**TASK TO CARRY OUT:** Extract each line from the entries below that has the string "Dentro" in it.
* * * * *
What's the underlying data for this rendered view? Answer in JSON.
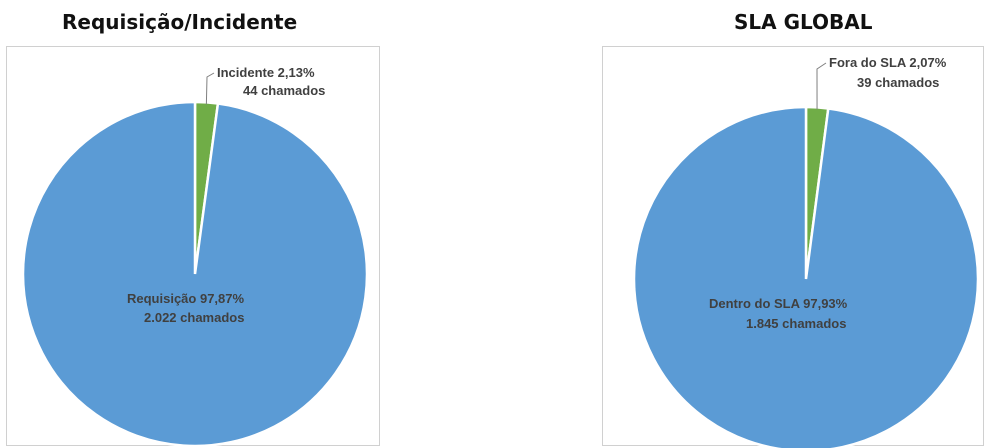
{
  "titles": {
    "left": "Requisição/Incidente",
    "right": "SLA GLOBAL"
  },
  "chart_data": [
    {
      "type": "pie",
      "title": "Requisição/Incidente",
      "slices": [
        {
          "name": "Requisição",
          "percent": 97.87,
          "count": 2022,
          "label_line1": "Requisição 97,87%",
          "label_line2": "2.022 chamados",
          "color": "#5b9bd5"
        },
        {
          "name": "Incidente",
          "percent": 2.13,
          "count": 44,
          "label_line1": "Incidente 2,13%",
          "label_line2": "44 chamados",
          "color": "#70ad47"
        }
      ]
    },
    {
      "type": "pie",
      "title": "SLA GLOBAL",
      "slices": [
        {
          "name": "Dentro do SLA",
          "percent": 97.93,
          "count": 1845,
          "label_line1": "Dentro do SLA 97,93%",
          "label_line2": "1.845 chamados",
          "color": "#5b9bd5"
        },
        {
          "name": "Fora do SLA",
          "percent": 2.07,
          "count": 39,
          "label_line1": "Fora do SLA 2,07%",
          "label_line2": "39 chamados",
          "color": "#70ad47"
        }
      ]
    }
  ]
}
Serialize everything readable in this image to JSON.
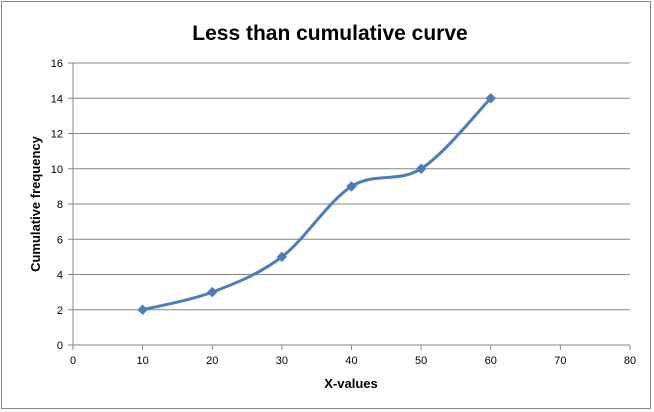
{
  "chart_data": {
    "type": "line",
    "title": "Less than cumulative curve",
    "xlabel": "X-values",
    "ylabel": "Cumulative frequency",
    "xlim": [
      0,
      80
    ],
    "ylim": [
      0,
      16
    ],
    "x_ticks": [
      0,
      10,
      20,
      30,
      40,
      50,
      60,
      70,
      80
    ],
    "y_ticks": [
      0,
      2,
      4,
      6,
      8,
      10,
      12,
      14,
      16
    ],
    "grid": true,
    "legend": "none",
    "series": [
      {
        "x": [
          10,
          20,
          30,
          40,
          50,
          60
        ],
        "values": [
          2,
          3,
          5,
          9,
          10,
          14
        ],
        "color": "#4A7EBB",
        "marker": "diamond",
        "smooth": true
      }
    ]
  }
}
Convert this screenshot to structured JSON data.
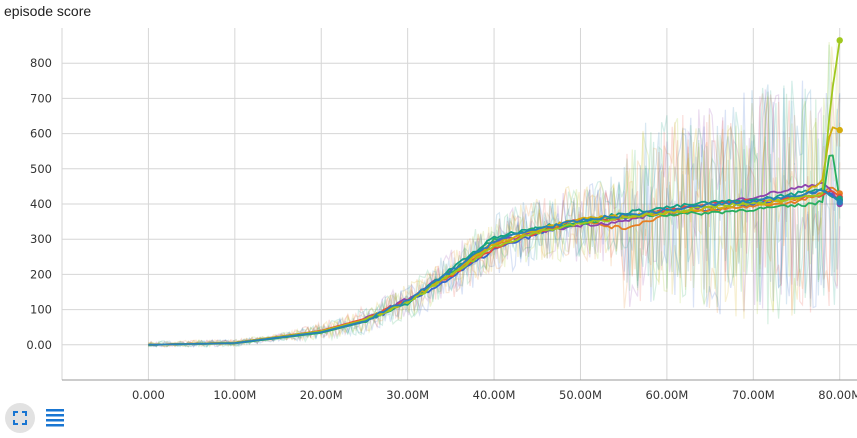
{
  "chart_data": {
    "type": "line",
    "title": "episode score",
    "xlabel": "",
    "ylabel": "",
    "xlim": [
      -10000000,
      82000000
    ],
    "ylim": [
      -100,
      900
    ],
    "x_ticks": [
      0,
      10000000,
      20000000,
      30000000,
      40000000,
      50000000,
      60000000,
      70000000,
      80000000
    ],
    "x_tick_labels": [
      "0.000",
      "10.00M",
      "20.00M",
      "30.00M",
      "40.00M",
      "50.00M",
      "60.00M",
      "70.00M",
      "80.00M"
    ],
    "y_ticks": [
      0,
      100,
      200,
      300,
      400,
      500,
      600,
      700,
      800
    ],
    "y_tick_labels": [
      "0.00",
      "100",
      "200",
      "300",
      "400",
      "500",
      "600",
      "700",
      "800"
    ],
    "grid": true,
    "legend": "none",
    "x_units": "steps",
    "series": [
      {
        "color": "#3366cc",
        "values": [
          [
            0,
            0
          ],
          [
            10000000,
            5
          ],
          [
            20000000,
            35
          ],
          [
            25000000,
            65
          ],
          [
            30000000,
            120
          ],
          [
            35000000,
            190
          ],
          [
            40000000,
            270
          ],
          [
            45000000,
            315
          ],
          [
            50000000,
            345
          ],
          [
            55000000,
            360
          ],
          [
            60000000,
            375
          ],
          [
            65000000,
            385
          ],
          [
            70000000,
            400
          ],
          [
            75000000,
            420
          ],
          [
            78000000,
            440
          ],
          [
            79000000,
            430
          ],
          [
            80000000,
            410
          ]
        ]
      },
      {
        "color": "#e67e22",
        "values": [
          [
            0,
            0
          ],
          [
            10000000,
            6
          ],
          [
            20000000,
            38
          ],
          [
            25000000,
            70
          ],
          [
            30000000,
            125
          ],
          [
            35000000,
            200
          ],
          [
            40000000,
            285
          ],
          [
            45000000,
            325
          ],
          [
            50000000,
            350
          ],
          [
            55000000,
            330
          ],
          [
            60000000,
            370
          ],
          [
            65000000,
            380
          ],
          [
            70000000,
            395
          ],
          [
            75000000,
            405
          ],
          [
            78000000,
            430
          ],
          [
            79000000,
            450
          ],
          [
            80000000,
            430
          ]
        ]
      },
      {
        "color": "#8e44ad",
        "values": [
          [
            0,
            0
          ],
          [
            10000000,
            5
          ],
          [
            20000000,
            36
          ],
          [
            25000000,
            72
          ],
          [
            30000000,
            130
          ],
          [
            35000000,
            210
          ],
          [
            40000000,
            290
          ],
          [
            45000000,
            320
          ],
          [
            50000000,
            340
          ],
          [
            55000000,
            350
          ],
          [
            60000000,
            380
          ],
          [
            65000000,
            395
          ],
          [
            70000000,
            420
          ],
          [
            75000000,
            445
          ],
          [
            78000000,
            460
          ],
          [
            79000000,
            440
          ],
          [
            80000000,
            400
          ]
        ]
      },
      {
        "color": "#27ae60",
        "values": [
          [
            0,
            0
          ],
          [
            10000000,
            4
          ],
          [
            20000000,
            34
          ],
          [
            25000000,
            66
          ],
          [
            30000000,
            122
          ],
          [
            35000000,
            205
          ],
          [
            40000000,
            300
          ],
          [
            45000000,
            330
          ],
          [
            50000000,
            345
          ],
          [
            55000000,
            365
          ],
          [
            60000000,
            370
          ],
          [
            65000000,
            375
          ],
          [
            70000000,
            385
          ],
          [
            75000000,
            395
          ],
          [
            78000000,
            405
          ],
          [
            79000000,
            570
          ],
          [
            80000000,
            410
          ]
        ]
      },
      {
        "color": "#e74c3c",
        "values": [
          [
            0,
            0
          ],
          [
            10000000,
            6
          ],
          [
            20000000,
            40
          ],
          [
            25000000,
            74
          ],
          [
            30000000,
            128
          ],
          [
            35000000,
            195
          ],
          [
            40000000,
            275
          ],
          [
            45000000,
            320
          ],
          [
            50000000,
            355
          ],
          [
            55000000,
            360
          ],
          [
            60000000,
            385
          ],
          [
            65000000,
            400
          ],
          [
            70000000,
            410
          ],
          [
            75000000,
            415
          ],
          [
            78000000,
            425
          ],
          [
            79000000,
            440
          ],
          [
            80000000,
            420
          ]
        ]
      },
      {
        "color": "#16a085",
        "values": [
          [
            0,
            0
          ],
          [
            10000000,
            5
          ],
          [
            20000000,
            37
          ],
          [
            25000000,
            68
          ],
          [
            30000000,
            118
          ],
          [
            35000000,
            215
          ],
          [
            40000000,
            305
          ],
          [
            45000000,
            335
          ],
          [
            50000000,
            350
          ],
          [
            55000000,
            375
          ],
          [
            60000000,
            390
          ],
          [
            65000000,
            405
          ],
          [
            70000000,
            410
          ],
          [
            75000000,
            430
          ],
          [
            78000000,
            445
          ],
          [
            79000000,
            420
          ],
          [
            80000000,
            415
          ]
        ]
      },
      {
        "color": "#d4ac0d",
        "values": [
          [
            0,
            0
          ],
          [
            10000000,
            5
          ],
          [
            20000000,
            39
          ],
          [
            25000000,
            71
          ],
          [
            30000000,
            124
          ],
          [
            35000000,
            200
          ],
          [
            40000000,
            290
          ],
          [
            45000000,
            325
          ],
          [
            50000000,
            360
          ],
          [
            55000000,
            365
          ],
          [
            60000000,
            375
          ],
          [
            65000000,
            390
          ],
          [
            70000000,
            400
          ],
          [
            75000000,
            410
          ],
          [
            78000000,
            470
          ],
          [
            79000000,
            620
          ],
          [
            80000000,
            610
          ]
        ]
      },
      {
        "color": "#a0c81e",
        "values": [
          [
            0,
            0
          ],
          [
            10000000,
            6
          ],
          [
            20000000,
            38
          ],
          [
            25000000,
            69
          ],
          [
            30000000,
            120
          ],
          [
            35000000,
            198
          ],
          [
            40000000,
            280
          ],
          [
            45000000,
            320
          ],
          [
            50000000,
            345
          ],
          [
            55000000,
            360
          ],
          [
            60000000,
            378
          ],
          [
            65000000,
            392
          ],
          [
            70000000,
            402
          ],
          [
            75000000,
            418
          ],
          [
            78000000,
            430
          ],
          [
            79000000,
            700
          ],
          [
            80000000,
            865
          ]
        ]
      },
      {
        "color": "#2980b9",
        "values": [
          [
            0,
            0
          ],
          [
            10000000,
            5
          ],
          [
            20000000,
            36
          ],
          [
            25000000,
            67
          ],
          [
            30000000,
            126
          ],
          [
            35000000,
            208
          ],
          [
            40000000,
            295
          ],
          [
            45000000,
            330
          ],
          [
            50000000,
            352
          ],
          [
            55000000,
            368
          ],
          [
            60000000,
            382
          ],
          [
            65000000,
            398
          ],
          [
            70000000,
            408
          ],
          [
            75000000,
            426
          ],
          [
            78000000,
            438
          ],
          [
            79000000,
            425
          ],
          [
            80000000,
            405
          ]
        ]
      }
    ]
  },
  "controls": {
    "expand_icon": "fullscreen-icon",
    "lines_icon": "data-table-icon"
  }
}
* * * * *
**RESPONSE TO THE TASK:**
          "name": "Dentro do SLA",
          "label_line1": "Dentro do SLA 97,93%",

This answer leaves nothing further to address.